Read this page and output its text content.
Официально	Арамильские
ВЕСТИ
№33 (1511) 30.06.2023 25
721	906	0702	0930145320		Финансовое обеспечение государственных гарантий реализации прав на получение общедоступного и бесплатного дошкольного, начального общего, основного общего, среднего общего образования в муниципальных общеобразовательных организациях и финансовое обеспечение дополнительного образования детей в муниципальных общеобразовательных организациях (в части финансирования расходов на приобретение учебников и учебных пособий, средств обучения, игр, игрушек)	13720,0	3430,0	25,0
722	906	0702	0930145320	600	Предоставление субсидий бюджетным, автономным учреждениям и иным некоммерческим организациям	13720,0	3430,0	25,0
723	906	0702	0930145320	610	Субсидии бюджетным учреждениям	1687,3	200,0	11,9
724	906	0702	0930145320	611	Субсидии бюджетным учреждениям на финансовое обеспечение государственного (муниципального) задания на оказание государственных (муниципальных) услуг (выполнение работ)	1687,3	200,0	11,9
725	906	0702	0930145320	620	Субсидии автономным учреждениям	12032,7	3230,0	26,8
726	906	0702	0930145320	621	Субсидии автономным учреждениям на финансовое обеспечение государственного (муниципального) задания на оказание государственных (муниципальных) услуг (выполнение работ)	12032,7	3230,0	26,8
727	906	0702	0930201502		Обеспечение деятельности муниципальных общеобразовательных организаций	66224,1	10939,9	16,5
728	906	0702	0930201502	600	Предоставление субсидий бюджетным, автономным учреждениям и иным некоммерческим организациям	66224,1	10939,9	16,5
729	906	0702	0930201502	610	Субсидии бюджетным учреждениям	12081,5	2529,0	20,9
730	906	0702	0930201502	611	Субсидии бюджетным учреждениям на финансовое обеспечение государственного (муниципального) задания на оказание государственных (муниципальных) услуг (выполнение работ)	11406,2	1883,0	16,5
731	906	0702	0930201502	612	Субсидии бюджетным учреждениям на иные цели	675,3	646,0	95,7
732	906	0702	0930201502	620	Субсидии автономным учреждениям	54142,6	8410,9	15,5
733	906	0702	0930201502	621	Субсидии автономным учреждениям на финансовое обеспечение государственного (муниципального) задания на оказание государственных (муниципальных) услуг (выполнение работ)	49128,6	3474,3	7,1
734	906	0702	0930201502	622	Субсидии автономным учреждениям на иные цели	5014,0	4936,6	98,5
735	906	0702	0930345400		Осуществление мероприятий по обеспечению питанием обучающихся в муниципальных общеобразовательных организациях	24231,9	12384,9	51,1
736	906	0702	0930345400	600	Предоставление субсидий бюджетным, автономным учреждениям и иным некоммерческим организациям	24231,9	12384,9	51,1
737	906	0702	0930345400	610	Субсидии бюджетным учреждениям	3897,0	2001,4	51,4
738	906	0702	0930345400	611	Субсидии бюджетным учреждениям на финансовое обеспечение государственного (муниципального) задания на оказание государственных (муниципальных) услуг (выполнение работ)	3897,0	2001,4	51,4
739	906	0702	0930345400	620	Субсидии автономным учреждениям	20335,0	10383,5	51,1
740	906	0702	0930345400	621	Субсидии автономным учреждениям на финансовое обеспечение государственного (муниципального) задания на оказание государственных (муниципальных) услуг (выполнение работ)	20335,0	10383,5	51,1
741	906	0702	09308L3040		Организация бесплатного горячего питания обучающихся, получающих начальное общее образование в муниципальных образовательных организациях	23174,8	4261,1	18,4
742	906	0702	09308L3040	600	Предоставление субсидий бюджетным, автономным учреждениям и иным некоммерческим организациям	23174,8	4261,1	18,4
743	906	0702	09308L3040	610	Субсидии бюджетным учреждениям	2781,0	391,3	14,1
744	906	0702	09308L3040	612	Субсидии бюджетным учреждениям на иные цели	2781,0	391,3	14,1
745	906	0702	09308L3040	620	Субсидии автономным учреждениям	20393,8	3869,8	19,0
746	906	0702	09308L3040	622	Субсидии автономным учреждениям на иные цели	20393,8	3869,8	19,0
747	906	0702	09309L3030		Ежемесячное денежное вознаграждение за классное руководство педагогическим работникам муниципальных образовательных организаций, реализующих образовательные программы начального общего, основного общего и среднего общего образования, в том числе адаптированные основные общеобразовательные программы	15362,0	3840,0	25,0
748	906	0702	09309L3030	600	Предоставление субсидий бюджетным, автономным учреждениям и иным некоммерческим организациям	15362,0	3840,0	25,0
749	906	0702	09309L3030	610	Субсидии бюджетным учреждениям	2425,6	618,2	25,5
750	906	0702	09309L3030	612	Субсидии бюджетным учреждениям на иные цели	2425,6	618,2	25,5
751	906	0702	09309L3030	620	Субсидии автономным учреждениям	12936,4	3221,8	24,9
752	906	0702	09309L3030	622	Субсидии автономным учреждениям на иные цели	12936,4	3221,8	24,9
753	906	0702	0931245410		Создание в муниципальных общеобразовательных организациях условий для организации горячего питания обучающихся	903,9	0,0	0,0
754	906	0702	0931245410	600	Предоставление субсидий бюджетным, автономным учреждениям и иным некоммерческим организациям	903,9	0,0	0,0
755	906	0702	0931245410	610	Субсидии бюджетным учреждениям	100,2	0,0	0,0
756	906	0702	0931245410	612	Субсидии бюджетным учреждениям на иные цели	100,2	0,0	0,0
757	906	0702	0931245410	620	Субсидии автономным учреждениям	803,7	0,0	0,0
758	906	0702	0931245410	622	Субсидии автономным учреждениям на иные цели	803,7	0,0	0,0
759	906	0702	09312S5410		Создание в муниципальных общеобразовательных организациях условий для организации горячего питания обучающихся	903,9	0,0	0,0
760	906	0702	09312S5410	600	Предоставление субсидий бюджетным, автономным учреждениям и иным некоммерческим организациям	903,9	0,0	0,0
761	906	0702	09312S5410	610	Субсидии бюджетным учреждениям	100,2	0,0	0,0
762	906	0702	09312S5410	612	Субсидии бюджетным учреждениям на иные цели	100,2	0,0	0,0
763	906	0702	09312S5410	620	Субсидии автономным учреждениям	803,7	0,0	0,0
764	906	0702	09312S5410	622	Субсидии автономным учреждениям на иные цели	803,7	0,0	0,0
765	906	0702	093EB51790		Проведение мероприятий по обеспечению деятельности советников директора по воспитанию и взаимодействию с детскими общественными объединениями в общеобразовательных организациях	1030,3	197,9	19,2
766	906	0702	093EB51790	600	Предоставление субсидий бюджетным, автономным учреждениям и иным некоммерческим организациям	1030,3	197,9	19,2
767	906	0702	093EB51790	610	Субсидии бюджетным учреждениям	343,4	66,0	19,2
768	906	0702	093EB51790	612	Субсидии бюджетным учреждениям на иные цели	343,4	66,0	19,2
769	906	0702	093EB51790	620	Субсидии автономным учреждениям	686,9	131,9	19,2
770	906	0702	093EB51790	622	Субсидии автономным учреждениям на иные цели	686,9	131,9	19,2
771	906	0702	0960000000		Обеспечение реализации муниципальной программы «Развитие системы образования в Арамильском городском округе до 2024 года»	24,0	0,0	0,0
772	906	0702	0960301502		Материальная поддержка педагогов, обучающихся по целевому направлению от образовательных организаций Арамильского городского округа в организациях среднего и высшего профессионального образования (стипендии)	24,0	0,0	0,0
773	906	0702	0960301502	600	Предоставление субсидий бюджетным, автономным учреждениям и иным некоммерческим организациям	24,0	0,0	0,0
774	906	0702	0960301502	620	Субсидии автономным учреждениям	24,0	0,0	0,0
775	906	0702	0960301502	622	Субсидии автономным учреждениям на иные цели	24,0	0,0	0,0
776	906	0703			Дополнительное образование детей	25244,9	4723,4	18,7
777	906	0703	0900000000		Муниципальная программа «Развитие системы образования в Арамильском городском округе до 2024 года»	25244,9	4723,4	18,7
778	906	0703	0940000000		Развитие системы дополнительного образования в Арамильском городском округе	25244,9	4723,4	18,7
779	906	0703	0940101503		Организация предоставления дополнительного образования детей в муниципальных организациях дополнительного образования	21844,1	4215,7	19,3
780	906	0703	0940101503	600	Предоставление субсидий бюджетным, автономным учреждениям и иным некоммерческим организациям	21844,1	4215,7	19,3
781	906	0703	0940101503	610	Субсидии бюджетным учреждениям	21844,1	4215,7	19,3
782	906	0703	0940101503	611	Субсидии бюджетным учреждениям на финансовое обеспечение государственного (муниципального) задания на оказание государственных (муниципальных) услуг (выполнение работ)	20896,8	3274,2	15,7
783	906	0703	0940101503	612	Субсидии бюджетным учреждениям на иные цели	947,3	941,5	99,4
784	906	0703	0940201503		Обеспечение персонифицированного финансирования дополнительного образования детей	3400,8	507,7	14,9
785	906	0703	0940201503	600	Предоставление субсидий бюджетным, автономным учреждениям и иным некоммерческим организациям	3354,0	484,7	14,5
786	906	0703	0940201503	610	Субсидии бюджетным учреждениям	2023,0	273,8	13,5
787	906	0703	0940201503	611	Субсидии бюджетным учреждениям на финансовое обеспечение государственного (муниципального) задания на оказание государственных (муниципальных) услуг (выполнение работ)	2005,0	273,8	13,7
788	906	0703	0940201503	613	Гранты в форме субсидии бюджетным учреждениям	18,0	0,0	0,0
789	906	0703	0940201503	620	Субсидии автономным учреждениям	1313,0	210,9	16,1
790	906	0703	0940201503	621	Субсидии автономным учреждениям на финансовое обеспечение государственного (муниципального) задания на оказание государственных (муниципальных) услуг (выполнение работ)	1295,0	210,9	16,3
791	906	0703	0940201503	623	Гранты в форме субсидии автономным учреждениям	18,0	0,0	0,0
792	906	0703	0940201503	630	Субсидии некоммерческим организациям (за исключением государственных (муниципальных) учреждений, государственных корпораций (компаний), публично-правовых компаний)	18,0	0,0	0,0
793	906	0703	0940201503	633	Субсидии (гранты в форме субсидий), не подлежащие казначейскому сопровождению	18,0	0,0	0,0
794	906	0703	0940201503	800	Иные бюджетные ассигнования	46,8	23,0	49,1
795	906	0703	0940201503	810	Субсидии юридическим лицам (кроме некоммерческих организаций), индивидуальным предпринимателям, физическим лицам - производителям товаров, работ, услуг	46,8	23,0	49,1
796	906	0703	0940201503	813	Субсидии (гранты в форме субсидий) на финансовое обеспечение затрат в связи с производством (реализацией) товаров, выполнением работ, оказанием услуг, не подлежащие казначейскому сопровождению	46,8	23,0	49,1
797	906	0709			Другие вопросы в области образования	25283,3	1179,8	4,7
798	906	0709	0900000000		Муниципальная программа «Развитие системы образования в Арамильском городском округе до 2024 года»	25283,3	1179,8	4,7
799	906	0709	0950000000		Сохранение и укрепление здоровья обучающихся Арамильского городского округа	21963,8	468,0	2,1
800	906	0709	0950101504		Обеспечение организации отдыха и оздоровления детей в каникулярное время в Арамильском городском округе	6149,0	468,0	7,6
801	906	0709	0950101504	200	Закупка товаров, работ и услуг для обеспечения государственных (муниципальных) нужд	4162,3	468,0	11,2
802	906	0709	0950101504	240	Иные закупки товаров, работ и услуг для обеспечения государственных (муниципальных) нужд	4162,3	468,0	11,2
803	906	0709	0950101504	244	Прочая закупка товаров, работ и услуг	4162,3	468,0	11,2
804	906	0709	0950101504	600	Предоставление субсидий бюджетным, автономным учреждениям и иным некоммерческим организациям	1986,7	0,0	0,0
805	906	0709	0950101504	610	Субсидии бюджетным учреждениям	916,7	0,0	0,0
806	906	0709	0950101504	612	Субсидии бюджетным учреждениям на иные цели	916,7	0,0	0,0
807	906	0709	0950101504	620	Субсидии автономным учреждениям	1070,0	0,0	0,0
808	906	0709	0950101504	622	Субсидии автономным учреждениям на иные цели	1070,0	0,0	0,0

▶ GIVEN PROBLEM: Extract, from the listing above, every line where the string "обеспечению" occurs.

▶ FINISHED ANSWER:
735	906	0702	0930345400		Осуществление мероприятий по обеспечению питанием обучающихся в муниципальных общеобразовательных организациях	24231,9	12384,9	51,1
765	906	0702	093EB51790		Проведение мероприятий по обеспечению деятельности советников директора по воспитанию и взаимодействию с детскими общественными объединениями в общеобразовательных организациях	1030,3	197,9	19,2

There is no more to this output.